→ MATERIAL:
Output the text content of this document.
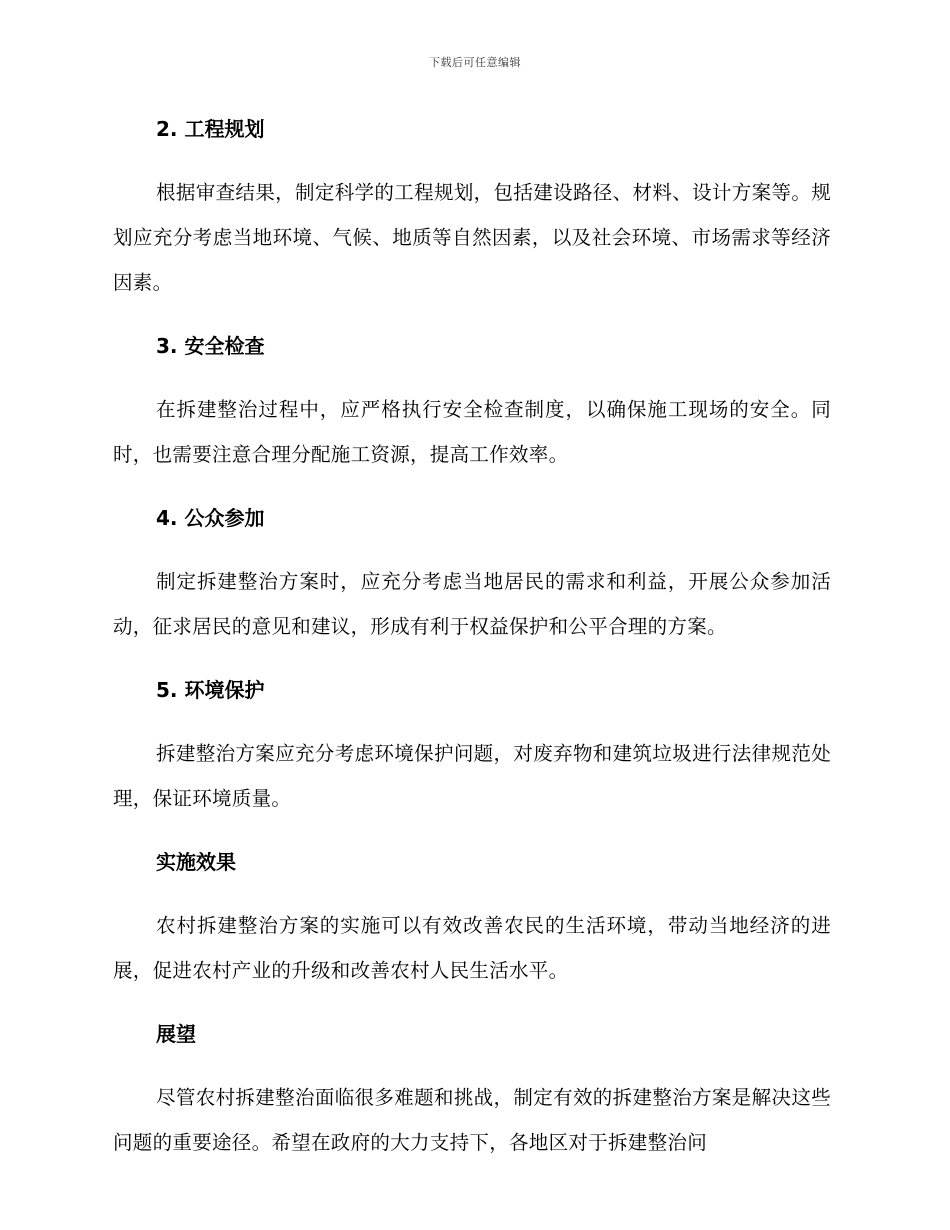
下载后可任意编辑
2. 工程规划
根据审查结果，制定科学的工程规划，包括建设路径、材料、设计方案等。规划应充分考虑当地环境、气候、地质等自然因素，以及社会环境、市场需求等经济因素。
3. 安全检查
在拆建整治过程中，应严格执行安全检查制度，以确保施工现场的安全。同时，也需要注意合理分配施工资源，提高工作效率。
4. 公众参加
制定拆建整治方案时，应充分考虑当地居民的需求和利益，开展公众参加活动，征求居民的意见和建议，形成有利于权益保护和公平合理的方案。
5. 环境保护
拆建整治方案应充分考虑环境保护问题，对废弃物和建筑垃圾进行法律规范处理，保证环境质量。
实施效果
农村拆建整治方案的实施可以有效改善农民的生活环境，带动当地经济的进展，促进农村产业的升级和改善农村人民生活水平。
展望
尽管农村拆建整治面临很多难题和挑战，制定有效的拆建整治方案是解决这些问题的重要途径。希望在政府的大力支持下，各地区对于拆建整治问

==

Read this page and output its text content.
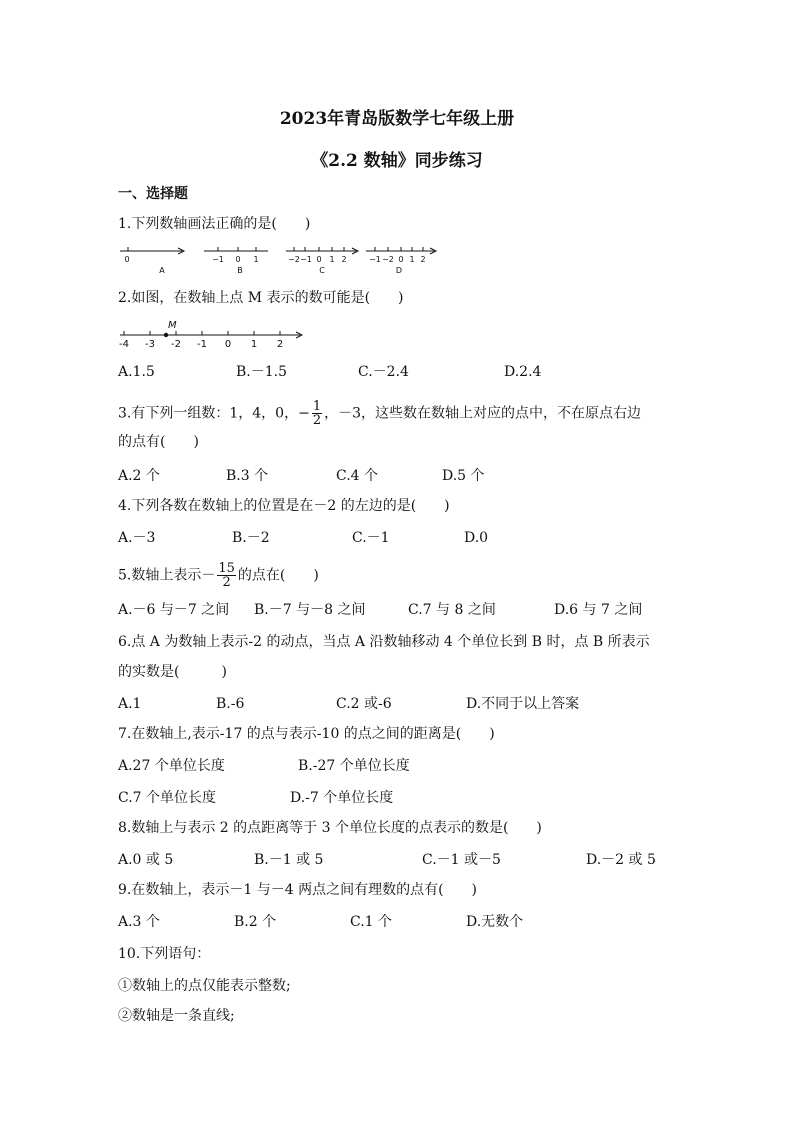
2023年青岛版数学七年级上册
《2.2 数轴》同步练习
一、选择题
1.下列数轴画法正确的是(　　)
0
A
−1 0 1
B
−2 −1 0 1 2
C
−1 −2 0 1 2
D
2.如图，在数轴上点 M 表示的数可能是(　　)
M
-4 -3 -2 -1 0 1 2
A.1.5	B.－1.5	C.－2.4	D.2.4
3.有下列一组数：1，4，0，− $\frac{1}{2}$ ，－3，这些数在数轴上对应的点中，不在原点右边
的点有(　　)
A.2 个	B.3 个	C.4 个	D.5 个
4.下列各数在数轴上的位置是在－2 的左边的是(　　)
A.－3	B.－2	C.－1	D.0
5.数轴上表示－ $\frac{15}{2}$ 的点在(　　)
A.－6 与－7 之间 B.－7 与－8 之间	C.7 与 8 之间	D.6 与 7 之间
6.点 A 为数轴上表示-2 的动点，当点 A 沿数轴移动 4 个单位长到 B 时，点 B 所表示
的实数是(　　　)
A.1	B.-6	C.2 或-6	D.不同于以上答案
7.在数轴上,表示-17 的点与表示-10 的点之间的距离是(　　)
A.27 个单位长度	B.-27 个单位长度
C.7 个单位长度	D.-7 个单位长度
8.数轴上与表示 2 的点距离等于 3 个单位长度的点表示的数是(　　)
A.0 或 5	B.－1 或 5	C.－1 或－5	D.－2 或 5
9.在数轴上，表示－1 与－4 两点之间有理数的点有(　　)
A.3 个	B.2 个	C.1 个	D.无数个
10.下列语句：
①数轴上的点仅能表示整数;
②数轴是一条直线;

→ STATED GOAL:
Reproduce each line from the records that contains the word "content".

→ TASK SOLUTION:
Output the text content of this document.
Read this page and output its text content.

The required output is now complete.